→ What the task asks
Gather the lines from the material that contain "text".

→ Given records
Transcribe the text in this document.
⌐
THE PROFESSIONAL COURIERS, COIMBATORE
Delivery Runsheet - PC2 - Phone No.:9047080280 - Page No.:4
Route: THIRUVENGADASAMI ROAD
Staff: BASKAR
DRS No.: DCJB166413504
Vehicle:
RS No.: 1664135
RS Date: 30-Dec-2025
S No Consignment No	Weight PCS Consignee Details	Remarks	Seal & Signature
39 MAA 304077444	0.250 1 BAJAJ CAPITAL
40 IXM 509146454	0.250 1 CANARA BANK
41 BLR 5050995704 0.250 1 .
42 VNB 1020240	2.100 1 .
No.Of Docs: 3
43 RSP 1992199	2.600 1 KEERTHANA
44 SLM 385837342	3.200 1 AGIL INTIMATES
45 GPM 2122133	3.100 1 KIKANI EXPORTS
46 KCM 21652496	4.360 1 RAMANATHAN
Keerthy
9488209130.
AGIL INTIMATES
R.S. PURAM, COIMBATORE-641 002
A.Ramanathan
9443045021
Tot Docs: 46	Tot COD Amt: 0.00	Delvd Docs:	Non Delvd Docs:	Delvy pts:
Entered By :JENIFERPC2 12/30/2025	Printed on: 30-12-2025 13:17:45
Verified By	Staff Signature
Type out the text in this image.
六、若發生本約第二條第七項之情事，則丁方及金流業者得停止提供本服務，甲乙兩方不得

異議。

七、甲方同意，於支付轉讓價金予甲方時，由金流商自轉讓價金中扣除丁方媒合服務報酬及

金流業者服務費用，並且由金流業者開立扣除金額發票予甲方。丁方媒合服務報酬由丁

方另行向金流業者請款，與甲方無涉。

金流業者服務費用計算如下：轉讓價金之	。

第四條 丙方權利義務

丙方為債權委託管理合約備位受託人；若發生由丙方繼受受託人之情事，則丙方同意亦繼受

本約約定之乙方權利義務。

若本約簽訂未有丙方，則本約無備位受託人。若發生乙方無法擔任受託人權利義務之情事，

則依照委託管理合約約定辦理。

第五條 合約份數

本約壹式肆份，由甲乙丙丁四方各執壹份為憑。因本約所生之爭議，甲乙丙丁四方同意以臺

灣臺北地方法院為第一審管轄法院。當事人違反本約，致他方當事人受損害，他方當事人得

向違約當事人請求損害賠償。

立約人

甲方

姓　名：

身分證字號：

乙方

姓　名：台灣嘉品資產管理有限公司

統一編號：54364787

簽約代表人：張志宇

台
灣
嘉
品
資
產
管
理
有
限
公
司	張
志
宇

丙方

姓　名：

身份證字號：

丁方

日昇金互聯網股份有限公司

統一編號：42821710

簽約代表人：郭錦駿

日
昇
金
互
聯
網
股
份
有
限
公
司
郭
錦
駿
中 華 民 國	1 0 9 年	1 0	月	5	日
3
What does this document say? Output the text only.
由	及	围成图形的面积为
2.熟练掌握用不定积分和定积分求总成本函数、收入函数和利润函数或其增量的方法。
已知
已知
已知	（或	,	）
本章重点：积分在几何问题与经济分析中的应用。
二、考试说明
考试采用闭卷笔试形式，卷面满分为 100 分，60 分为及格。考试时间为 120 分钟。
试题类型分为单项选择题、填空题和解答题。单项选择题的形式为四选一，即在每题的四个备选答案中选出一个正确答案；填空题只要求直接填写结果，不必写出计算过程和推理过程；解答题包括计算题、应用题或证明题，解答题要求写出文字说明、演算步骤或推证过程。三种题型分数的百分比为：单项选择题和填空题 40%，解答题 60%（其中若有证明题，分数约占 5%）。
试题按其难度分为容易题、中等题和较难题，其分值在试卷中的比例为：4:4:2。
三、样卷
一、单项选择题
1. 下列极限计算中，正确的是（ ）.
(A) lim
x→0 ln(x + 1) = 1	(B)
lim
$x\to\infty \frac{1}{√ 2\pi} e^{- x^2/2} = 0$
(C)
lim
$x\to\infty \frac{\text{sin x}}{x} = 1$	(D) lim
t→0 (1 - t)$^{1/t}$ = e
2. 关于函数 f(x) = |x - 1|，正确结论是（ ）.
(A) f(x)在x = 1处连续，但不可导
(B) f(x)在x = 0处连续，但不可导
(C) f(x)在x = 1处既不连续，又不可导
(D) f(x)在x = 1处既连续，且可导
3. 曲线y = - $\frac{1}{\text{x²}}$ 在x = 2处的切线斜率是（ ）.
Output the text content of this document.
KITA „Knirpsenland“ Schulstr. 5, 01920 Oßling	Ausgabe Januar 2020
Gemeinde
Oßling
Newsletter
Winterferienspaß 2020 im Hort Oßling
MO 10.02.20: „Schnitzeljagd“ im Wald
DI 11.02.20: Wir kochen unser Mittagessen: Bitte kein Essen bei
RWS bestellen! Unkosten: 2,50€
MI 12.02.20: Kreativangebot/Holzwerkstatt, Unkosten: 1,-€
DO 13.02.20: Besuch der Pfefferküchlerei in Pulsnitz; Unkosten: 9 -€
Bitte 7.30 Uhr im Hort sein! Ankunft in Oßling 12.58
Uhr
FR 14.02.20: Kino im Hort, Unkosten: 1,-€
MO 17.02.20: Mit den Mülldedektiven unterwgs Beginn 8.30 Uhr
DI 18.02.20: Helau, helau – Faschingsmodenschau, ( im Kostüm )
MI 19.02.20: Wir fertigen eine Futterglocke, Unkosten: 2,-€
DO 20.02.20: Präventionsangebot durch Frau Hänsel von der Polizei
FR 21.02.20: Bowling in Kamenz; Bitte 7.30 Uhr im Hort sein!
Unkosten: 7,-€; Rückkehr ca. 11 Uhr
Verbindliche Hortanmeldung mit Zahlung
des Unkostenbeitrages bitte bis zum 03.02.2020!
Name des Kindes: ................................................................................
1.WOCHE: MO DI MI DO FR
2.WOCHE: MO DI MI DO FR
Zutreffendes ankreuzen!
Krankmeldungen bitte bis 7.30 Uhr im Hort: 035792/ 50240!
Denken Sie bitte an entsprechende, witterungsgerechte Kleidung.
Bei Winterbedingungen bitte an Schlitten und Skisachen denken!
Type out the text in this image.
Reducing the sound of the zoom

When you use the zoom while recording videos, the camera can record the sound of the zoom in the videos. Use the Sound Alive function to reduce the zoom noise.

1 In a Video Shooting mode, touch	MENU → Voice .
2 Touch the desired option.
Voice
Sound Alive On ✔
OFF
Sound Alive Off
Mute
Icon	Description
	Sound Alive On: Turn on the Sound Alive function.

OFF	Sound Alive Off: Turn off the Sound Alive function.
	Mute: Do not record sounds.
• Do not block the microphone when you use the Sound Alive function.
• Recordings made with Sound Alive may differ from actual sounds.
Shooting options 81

→ The output
Transcribe the text in this document.
Type out the text in this image.
What does this document say? Output the text only.
$x\to\infty \frac{\text{sin x}}{x} = 1$	(D) lim
3. 曲线y = - $\frac{1}{\text{x²}}$ 在x = 2处的切线斜率是（ ）.
Output the text content of this document.
Type out the text in this image.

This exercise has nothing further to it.